***** EXTRACTED INFORMATION

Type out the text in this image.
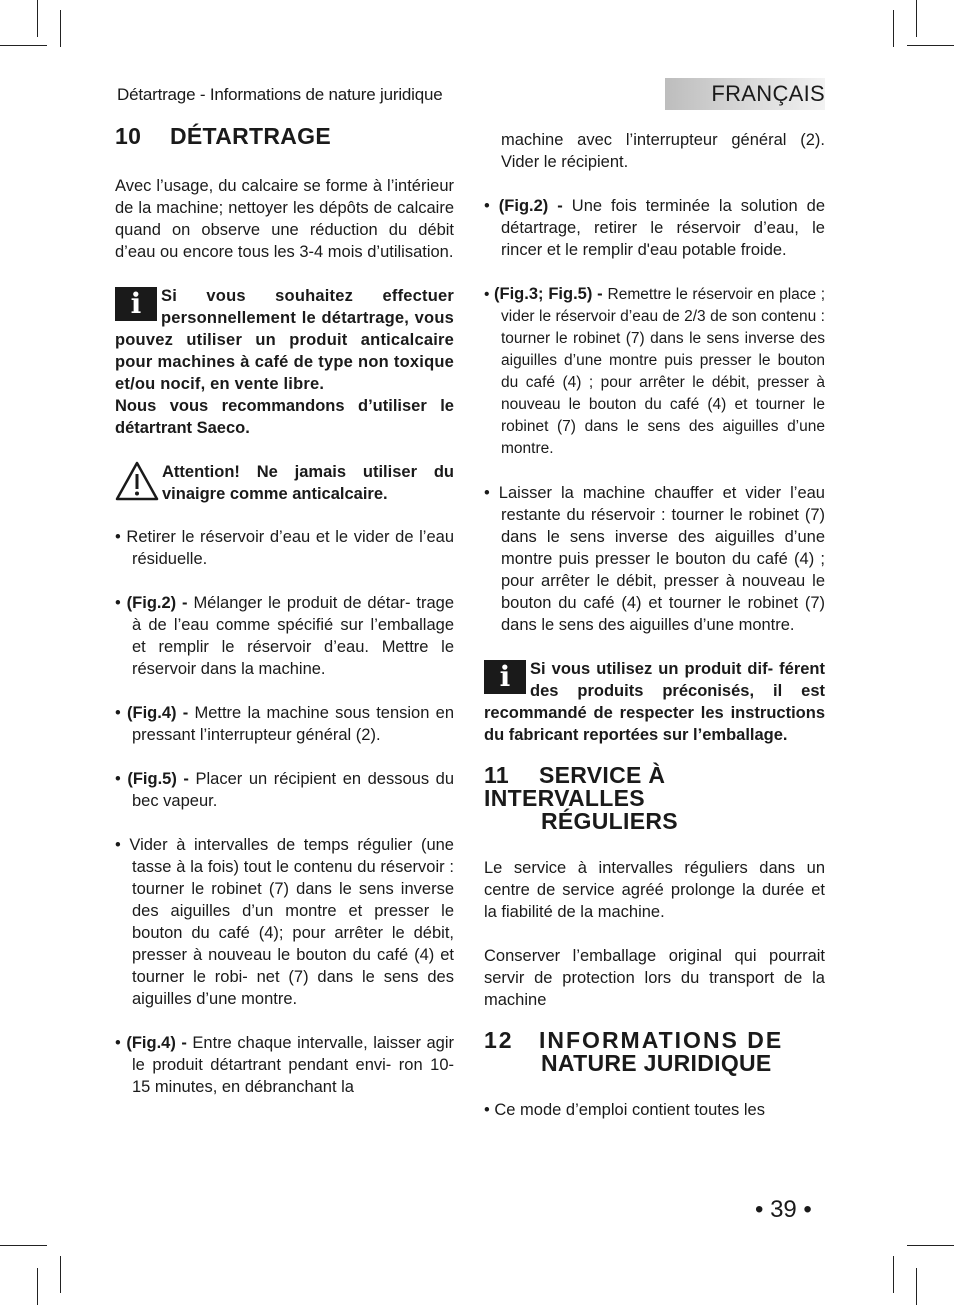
Détartrage - Informations de nature juridique	FRANÇAIS
10 DÉTARTRAGE

Avec l’usage, du calcaire se forme à l’intérieur de la machine; nettoyer les dépôts de calcaire quand on observe une réduction du débit d’eau ou encore tous les 3-4 mois d’utilisation.

i	Si vous souhaitez effectuer personnellement le détartrage, vous pouvez utiliser un produit anticalcaire pour machines à café de type non toxique et/ou nocif, en vente libre.

Nous vous recommandons d’utiliser le détartrant Saeco.

Attention! Ne jamais utiliser du vinaigre comme anticalcaire.

• Retirer le réservoir d’eau et le vider de l’eau résiduelle.

• (Fig.2) - Mélanger le produit de détar- trage à de l’eau comme spécifié sur l’emballage et remplir le réservoir d’eau. Mettre le réservoir dans la machine.

• (Fig.4) - Mettre la machine sous tension en pressant l’interrupteur général (2).

• (Fig.5) - Placer un récipient en dessous du bec vapeur.

• Vider à intervalles de temps régulier (une tasse à la fois) tout le contenu du réservoir : tourner le robinet (7) dans le sens inverse des aiguilles d’un montre et presser le bouton du café (4); pour arrêter le débit, presser à nouveau le bouton du café (4) et tourner le robi- net (7) dans le sens des aiguilles d’une montre.

• (Fig.4) - Entre chaque intervalle, laisser agir le produit détartrant pendant envi- ron 10-15 minutes, en débranchant la

machine avec l’interrupteur général (2). Vider le récipient.

• (Fig.2) - Une fois terminée la solution de détartrage, retirer le réservoir d’eau, le rincer et le remplir d'eau potable froide.

• (Fig.3; Fig.5) - Remettre le réservoir en place ; vider le réservoir d’eau de 2/3 de son contenu : tourner le robinet (7) dans le sens inverse des aiguilles d’une montre puis presser le bouton du café (4) ; pour arrêter le débit, presser à nouveau le bouton du café (4) et tourner le robinet (7) dans le sens des aiguilles d’une montre.

• Laisser la machine chauffer et vider l’eau restante du réservoir : tourner le robinet (7) dans le sens inverse des aiguilles d’une montre puis presser le bouton du café (4) ; pour arrêter le débit, presser à nouveau le bouton du café (4) et tourner le robinet (7) dans le sens des aiguilles d’une montre.

i	Si vous utilisez un produit dif- férent des produits préconisés, il est recommandé de respecter les instructions du fabricant reportées sur l’emballage.

11 SERVICE À INTERVALLES
RÉGULIERS

Le service à intervalles réguliers dans un centre de service agréé prolonge la durée et la fiabilité de la machine.

Conserver l’emballage original qui pourrait servir de protection lors du transport de la machine

12 INFORMATIONS DE
NATURE JURIDIQUE

• Ce mode d’emploi contient toutes les

• 39 •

**********

Print the complete listing exactly, apart from any pictures.

• EXERCISE SOLUTION
Type out the text in this image.
Détartrage - Informations de nature juridique	FRANÇAIS
10 DÉTARTRAGE

Avec l’usage, du calcaire se forme à l’intérieur de la machine; nettoyer les dépôts de calcaire quand on observe une réduction du débit d’eau ou encore tous les 3-4 mois d’utilisation.

i	Si vous souhaitez effectuer personnellement le détartrage, vous pouvez utiliser un produit anticalcaire pour machines à café de type non toxique et/ou nocif, en vente libre.

Nous vous recommandons d’utiliser le détartrant Saeco.

Attention! Ne jamais utiliser du vinaigre comme anticalcaire.

• Retirer le réservoir d’eau et le vider de l’eau résiduelle.

• (Fig.2) - Mélanger le produit de détar- trage à de l’eau comme spécifié sur l’emballage et remplir le réservoir d’eau. Mettre le réservoir dans la machine.

• (Fig.4) - Mettre la machine sous tension en pressant l’interrupteur général (2).

• (Fig.5) - Placer un récipient en dessous du bec vapeur.

• Vider à intervalles de temps régulier (une tasse à la fois) tout le contenu du réservoir : tourner le robinet (7) dans le sens inverse des aiguilles d’un montre et presser le bouton du café (4); pour arrêter le débit, presser à nouveau le bouton du café (4) et tourner le robi- net (7) dans le sens des aiguilles d’une montre.

• (Fig.4) - Entre chaque intervalle, laisser agir le produit détartrant pendant envi- ron 10-15 minutes, en débranchant la

machine avec l’interrupteur général (2). Vider le récipient.

• (Fig.2) - Une fois terminée la solution de détartrage, retirer le réservoir d’eau, le rincer et le remplir d'eau potable froide.

• (Fig.3; Fig.5) - Remettre le réservoir en place ; vider le réservoir d’eau de 2/3 de son contenu : tourner le robinet (7) dans le sens inverse des aiguilles d’une montre puis presser le bouton du café (4) ; pour arrêter le débit, presser à nouveau le bouton du café (4) et tourner le robinet (7) dans le sens des aiguilles d’une montre.

• Laisser la machine chauffer et vider l’eau restante du réservoir : tourner le robinet (7) dans le sens inverse des aiguilles d’une montre puis presser le bouton du café (4) ; pour arrêter le débit, presser à nouveau le bouton du café (4) et tourner le robinet (7) dans le sens des aiguilles d’une montre.

i	Si vous utilisez un produit dif- férent des produits préconisés, il est recommandé de respecter les instructions du fabricant reportées sur l’emballage.

11 SERVICE À INTERVALLES
RÉGULIERS

Le service à intervalles réguliers dans un centre de service agréé prolonge la durée et la fiabilité de la machine.

Conserver l’emballage original qui pourrait servir de protection lors du transport de la machine

12 INFORMATIONS DE
NATURE JURIDIQUE

• Ce mode d’emploi contient toutes les

• 39 •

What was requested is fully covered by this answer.